* begin *
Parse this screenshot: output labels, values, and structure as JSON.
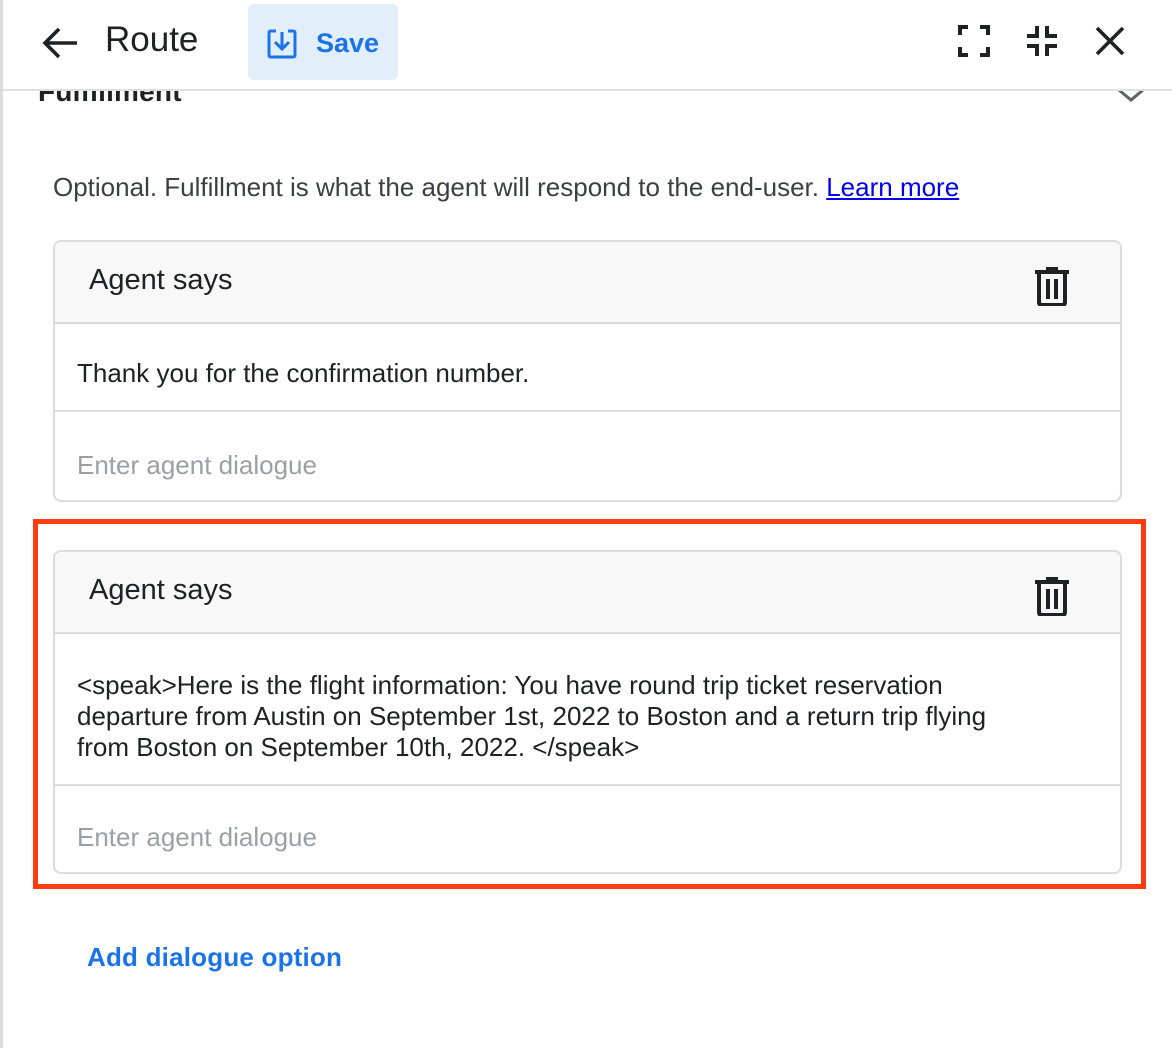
{
  "header": {
    "title": "Route",
    "save_label": "Save",
    "icons": {
      "back": "arrow-back-icon",
      "save": "save-download-icon",
      "fullscreen": "fullscreen-icon",
      "exit_fullscreen": "fullscreen-exit-icon",
      "close": "close-icon"
    }
  },
  "section": {
    "title": "Fulfillment",
    "description": "Optional. Fulfillment is what the agent will respond to the end-user.",
    "learn_more": "Learn more"
  },
  "dialogue_cards": [
    {
      "title": "Agent says",
      "text": "Thank you for the confirmation number.",
      "input_placeholder": "Enter agent dialogue",
      "input_value": ""
    },
    {
      "title": "Agent says",
      "text": "<speak>Here is the flight information: You have round trip ticket reservation departure from Austin on September 1st, 2022 to Boston and a return trip flying from Boston on September 10th, 2022. </speak>",
      "input_placeholder": "Enter agent dialogue",
      "input_value": "",
      "highlighted": true
    }
  ],
  "add_option_label": "Add dialogue option",
  "colors": {
    "accent": "#1a73e8",
    "save_bg": "#e3eefb",
    "highlight": "#fc3d11",
    "link": "#0000ee"
  }
}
* end *
### Aim
Copy each line exactly, and leave the pictures out of your copy.

### Full solution
Parse this screenshot: output labels, values, and structure as JSON.
{
  "header": {
    "title": "Route",
    "save_label": "Save",
    "icons": {
      "back": "arrow-back-icon",
      "save": "save-download-icon",
      "fullscreen": "fullscreen-icon",
      "exit_fullscreen": "fullscreen-exit-icon",
      "close": "close-icon"
    }
  },
  "section": {
    "title": "Fulfillment",
    "description": "Optional. Fulfillment is what the agent will respond to the end-user.",
    "learn_more": "Learn more"
  },
  "dialogue_cards": [
    {
      "title": "Agent says",
      "text": "Thank you for the confirmation number.",
      "input_placeholder": "Enter agent dialogue",
      "input_value": ""
    },
    {
      "title": "Agent says",
      "text": "<speak>Here is the flight information: You have round trip ticket reservation departure from Austin on September 1st, 2022 to Boston and a return trip flying from Boston on September 10th, 2022. </speak>",
      "input_placeholder": "Enter agent dialogue",
      "input_value": "",
      "highlighted": true
    }
  ],
  "add_option_label": "Add dialogue option",
  "colors": {
    "accent": "#1a73e8",
    "save_bg": "#e3eefb",
    "highlight": "#fc3d11",
    "link": "#0000ee"
  }
}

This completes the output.